» Problem statement
Look at each line of the records and count those with "name" in them. Please answer with the count alone.
>> START Information shown
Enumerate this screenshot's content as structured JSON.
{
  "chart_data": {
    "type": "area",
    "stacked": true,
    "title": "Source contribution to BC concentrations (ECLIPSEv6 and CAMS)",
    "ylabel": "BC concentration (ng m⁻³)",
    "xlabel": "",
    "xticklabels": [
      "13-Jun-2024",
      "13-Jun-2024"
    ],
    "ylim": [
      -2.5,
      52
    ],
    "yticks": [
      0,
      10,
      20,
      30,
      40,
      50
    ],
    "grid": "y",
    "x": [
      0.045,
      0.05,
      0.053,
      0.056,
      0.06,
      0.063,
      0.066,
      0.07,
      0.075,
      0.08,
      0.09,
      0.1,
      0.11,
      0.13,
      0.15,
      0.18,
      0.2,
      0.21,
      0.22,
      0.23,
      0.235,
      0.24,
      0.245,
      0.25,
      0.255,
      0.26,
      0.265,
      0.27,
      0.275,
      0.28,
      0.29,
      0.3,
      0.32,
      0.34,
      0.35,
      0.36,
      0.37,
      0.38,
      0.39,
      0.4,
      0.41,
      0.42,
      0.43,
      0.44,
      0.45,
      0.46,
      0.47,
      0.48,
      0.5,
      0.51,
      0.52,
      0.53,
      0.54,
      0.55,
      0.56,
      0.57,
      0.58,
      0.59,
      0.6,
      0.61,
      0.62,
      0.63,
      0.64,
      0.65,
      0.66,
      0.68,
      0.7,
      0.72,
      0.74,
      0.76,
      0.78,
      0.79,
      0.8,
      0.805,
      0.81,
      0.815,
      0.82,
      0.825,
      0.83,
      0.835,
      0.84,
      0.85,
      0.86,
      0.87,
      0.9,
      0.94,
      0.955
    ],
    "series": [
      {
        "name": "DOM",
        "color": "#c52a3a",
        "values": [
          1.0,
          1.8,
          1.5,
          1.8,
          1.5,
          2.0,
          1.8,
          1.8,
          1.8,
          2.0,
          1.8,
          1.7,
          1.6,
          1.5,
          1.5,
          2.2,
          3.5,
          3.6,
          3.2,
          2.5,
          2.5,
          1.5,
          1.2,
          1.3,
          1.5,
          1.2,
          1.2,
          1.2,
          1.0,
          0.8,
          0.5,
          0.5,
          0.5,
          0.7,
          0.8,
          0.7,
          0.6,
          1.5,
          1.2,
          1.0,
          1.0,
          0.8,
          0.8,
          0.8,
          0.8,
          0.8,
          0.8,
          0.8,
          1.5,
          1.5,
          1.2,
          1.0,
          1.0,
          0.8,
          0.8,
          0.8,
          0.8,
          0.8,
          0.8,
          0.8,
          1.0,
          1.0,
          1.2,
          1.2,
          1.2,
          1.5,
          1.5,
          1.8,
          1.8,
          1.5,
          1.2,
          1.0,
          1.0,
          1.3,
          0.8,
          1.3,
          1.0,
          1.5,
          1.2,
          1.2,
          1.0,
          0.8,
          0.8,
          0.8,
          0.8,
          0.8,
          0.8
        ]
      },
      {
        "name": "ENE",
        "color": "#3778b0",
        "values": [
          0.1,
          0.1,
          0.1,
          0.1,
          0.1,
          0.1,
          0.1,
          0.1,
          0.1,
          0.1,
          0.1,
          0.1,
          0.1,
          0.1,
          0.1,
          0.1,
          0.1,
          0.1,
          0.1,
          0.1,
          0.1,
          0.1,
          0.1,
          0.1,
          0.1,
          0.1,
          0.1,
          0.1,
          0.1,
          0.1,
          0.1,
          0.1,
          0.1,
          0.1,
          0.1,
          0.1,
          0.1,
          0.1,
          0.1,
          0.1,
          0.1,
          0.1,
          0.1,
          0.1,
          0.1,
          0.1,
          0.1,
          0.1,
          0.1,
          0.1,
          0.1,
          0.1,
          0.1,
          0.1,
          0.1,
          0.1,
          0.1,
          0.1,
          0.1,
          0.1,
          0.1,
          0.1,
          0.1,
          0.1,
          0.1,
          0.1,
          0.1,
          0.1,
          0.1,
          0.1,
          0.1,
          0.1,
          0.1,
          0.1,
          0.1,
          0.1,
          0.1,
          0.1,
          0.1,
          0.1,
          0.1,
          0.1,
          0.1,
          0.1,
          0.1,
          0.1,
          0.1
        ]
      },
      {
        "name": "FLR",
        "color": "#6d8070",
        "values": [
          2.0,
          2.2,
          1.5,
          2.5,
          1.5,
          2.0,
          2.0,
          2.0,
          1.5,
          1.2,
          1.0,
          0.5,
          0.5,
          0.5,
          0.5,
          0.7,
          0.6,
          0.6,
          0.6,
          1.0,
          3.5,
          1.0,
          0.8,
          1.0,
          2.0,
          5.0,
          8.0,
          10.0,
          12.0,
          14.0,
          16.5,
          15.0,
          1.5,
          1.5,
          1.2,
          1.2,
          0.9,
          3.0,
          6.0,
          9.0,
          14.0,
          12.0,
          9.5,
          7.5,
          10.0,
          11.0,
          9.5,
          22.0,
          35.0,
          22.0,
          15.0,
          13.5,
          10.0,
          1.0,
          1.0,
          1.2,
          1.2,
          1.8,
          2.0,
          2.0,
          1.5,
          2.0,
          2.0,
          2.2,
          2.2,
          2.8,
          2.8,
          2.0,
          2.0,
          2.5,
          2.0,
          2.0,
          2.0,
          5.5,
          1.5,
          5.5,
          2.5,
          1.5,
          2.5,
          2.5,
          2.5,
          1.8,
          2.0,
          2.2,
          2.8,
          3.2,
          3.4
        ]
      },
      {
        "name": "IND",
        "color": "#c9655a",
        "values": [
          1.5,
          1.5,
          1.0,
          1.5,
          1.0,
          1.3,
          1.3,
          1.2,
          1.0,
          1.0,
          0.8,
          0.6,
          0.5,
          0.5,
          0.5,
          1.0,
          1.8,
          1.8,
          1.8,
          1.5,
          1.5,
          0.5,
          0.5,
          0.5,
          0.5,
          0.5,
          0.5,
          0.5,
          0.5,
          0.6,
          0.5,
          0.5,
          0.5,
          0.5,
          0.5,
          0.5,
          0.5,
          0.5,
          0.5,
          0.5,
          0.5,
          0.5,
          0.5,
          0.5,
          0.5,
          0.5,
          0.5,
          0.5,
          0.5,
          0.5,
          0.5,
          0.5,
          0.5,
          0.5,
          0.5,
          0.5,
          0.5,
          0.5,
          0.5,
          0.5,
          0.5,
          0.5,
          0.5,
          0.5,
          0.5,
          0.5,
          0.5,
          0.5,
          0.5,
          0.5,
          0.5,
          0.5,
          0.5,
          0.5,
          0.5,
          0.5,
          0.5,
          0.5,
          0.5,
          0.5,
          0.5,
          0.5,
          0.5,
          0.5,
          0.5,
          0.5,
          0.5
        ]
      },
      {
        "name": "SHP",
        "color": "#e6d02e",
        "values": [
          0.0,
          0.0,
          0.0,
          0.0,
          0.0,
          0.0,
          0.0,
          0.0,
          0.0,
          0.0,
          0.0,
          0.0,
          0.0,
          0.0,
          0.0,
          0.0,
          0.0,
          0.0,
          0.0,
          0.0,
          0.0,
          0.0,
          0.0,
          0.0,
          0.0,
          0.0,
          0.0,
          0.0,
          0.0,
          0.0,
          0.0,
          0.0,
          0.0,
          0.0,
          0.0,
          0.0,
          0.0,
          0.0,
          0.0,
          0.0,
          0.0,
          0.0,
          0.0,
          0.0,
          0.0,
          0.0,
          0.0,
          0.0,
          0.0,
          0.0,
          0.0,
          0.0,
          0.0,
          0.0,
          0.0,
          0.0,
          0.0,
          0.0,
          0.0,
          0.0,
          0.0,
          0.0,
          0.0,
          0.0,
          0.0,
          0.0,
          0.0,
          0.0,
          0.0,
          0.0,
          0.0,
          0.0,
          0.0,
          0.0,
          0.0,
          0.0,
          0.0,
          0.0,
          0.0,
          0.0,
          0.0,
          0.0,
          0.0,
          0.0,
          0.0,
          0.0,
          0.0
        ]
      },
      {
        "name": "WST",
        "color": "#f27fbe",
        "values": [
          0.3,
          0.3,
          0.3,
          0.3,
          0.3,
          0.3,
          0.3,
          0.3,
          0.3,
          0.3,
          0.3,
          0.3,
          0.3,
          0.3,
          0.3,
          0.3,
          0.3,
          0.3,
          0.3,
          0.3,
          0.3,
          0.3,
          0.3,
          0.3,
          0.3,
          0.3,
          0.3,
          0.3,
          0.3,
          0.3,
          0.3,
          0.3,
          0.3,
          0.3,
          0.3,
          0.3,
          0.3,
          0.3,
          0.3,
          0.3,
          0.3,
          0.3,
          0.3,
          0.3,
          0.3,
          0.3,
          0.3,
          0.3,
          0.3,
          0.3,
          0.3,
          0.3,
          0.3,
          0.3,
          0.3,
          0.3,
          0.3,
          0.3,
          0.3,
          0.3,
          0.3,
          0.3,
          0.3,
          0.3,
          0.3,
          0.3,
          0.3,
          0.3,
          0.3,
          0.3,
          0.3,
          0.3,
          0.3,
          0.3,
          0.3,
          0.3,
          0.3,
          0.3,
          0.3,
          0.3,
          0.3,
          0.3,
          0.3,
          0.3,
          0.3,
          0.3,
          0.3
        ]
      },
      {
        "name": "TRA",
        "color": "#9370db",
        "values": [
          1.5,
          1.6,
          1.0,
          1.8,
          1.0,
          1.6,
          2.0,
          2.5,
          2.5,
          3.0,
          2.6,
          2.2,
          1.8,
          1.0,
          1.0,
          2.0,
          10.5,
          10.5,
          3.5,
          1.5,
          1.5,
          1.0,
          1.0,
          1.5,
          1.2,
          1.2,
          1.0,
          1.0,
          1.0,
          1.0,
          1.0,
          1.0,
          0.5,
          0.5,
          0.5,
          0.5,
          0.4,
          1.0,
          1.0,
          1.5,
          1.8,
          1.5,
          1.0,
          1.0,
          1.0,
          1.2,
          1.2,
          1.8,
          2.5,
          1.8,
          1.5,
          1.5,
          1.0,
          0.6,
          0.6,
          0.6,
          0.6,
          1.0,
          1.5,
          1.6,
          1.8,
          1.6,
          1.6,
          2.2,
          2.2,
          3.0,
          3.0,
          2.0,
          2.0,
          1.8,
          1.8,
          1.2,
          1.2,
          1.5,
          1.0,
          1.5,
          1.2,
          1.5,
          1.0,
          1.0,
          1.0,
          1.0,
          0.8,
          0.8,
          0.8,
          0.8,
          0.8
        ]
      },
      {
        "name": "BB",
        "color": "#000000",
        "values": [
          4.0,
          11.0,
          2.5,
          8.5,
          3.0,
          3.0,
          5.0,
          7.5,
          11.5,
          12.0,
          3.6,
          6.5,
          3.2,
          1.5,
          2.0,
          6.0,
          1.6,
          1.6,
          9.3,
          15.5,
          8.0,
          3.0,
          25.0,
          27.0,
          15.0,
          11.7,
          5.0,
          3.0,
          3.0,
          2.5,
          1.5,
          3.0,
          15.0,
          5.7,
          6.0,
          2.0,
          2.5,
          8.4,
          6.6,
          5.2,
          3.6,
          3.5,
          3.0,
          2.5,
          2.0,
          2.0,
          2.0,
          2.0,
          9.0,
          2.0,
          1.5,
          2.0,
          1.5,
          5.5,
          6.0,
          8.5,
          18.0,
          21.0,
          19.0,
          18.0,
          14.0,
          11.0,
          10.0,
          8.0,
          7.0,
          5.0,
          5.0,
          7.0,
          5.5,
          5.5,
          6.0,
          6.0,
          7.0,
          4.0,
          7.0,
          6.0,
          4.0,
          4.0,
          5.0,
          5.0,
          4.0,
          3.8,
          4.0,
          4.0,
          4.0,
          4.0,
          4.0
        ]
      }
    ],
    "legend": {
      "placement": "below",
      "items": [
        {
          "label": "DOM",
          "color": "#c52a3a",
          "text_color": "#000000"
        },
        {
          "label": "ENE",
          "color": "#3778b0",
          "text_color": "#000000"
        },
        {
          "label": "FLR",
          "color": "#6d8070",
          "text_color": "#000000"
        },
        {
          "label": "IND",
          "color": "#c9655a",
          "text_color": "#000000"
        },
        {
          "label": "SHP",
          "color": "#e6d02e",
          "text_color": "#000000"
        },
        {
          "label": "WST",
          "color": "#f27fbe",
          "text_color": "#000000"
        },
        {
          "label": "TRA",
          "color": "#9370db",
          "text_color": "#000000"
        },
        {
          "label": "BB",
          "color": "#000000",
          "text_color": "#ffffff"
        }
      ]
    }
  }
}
>> END Information shown
» Answer to the problem
8